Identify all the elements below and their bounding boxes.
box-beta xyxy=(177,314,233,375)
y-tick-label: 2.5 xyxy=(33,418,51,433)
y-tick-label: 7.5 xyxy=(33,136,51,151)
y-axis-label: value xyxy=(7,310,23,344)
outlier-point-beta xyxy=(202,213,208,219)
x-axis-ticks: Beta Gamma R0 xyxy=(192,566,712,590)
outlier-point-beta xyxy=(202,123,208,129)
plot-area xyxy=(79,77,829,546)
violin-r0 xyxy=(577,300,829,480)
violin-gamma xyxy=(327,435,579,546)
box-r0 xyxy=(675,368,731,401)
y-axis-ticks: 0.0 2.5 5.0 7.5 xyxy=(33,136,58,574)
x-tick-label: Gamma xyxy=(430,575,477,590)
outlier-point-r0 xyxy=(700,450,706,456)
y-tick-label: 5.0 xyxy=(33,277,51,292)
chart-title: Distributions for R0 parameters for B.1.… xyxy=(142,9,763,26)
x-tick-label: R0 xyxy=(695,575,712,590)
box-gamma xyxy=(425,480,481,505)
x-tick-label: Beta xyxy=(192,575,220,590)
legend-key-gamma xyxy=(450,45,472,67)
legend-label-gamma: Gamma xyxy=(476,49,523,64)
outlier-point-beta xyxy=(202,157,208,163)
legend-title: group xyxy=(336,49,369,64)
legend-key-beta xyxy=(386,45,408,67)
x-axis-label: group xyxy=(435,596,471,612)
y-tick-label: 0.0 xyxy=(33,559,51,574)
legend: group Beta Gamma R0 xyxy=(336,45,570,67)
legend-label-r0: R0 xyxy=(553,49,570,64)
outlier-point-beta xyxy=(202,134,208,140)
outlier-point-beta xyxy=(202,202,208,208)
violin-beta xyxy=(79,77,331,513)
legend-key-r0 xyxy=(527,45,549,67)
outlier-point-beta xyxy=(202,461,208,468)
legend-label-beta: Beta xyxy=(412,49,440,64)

-- PROBLEM DESCRIPTION --
Copy the lines of the records from the start through the line containing "y-tick-label: 5.0 xyxy=(33,277,51,292)", reproducing them as they appear.

-- WORKED ANSWER --
Identify all the elements below and their bounding boxes.
box-beta xyxy=(177,314,233,375)
y-tick-label: 2.5 xyxy=(33,418,51,433)
y-tick-label: 7.5 xyxy=(33,136,51,151)
y-axis-label: value xyxy=(7,310,23,344)
outlier-point-beta xyxy=(202,213,208,219)
x-axis-ticks: Beta Gamma R0 xyxy=(192,566,712,590)
outlier-point-beta xyxy=(202,123,208,129)
plot-area xyxy=(79,77,829,546)
violin-r0 xyxy=(577,300,829,480)
violin-gamma xyxy=(327,435,579,546)
box-r0 xyxy=(675,368,731,401)
y-axis-ticks: 0.0 2.5 5.0 7.5 xyxy=(33,136,58,574)
x-tick-label: Gamma xyxy=(430,575,477,590)
outlier-point-r0 xyxy=(700,450,706,456)
y-tick-label: 5.0 xyxy=(33,277,51,292)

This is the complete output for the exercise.